--- START ---

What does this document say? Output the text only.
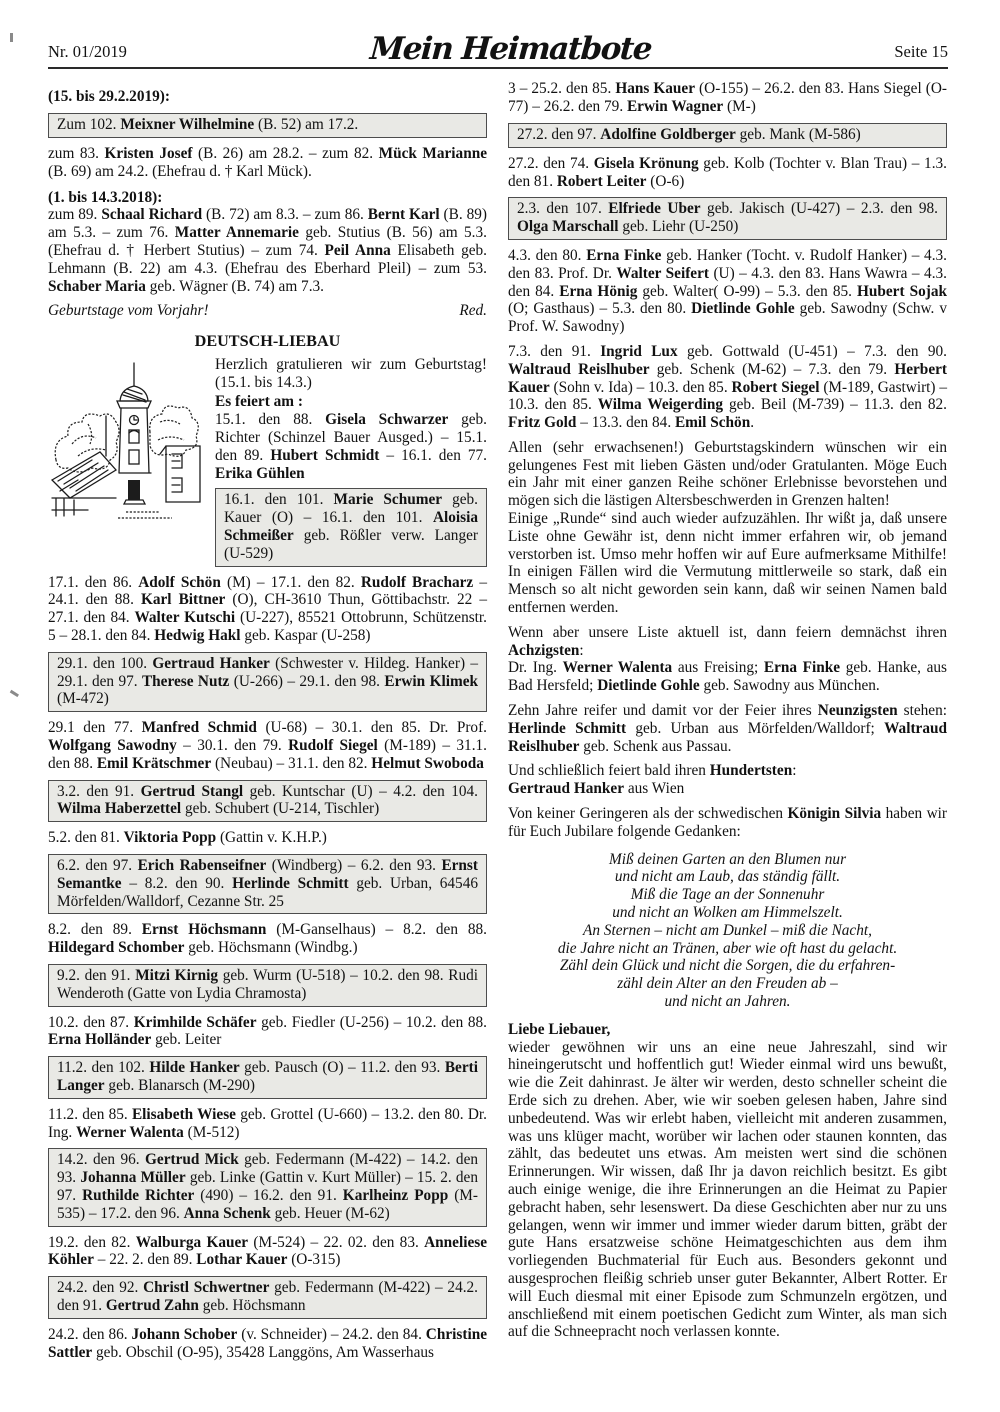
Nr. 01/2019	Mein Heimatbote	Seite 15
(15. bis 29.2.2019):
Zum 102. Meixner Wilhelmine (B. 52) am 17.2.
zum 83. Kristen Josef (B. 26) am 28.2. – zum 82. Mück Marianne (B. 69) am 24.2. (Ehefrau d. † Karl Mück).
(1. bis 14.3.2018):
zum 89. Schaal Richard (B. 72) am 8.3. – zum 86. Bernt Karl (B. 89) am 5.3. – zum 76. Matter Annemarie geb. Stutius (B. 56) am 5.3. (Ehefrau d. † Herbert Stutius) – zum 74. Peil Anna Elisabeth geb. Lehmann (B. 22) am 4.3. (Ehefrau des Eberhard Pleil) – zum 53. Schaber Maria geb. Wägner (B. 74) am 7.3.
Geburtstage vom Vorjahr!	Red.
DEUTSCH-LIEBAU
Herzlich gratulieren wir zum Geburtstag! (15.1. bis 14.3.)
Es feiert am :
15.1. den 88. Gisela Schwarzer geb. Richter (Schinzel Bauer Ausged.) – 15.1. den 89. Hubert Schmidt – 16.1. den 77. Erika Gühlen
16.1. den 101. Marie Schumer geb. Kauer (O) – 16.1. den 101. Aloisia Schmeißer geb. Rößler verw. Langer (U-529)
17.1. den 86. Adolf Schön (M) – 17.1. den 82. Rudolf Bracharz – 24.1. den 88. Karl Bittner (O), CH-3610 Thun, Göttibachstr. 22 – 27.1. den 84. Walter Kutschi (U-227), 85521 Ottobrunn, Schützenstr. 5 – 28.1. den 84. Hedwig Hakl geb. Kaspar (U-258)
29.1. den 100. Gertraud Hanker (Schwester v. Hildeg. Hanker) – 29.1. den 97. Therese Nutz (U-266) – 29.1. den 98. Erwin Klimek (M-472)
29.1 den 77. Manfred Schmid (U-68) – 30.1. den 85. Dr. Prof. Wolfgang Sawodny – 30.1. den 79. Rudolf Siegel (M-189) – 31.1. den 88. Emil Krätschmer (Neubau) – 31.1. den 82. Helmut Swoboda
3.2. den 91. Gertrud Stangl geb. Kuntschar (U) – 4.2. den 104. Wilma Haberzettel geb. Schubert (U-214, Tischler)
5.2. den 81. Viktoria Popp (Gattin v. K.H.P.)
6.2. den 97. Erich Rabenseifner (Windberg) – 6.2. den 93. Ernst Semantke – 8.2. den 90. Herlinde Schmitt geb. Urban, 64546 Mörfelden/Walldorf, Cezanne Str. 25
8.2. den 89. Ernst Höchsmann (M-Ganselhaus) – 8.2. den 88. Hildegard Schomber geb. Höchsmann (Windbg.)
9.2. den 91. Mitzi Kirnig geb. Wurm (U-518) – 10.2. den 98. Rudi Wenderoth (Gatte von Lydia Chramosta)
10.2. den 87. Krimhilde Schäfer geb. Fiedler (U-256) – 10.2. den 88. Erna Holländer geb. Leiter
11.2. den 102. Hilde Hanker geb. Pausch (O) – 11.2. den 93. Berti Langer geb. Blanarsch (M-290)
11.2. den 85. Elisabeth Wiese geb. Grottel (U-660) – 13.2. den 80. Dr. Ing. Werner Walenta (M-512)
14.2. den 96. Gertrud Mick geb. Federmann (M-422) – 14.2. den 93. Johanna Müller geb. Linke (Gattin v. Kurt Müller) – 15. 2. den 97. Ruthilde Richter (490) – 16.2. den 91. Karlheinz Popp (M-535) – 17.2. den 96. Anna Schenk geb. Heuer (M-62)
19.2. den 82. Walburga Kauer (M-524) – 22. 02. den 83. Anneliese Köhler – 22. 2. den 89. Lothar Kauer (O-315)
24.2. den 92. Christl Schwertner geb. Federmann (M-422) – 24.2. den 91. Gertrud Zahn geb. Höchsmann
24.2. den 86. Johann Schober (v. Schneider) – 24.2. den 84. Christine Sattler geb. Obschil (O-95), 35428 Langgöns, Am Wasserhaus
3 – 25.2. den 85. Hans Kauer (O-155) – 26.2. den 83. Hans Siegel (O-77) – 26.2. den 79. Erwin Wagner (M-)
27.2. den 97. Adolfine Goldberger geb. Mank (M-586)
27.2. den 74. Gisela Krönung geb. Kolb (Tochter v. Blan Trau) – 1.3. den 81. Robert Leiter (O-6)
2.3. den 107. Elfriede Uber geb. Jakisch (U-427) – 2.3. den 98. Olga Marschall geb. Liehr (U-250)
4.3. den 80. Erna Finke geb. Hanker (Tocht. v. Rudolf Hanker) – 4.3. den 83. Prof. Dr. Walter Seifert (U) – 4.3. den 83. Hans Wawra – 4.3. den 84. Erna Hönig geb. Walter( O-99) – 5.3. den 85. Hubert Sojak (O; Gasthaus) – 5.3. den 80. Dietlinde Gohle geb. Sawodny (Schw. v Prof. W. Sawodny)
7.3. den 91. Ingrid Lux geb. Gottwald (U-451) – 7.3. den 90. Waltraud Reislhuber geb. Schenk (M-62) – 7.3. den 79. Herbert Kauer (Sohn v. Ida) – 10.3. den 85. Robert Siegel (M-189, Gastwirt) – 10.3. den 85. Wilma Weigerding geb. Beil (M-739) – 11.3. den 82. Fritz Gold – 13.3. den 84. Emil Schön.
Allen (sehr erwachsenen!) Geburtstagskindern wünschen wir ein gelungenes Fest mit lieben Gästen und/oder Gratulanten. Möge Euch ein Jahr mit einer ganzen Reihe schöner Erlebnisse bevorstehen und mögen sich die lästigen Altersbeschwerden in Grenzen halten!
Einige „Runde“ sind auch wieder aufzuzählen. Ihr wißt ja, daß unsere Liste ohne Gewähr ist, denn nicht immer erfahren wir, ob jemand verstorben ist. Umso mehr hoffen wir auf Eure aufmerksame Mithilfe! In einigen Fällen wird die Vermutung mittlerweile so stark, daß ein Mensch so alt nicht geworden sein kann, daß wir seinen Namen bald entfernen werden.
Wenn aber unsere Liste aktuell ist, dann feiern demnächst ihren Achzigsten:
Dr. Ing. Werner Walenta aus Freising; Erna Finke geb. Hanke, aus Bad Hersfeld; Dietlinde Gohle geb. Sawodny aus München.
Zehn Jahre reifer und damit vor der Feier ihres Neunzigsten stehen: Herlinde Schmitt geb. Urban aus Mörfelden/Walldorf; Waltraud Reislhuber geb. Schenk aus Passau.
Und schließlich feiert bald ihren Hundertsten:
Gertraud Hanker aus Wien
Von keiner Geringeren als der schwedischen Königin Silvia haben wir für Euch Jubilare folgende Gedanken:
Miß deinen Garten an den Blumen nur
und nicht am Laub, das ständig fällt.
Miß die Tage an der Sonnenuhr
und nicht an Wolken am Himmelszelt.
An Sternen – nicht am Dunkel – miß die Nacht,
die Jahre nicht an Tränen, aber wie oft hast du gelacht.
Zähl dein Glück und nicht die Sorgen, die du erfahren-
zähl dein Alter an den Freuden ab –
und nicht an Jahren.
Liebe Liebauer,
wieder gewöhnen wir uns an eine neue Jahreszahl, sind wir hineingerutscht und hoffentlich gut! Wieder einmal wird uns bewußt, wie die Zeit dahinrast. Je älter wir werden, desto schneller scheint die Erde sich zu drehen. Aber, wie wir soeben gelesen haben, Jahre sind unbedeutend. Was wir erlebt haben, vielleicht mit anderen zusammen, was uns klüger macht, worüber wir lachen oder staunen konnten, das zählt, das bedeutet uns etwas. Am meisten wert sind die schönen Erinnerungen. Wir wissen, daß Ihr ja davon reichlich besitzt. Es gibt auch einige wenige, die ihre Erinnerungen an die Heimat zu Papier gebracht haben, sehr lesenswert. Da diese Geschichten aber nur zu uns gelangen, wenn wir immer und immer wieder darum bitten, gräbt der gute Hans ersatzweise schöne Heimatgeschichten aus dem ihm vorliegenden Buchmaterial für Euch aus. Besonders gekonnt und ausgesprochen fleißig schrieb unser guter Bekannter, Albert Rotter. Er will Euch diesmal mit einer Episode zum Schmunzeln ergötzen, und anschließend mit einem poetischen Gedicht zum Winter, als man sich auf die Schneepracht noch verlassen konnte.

--- END ---

▶ **Work to complete**:
Reply with one number only: how many lines of the listing hold "Richter"?

▶ **Task output**:
2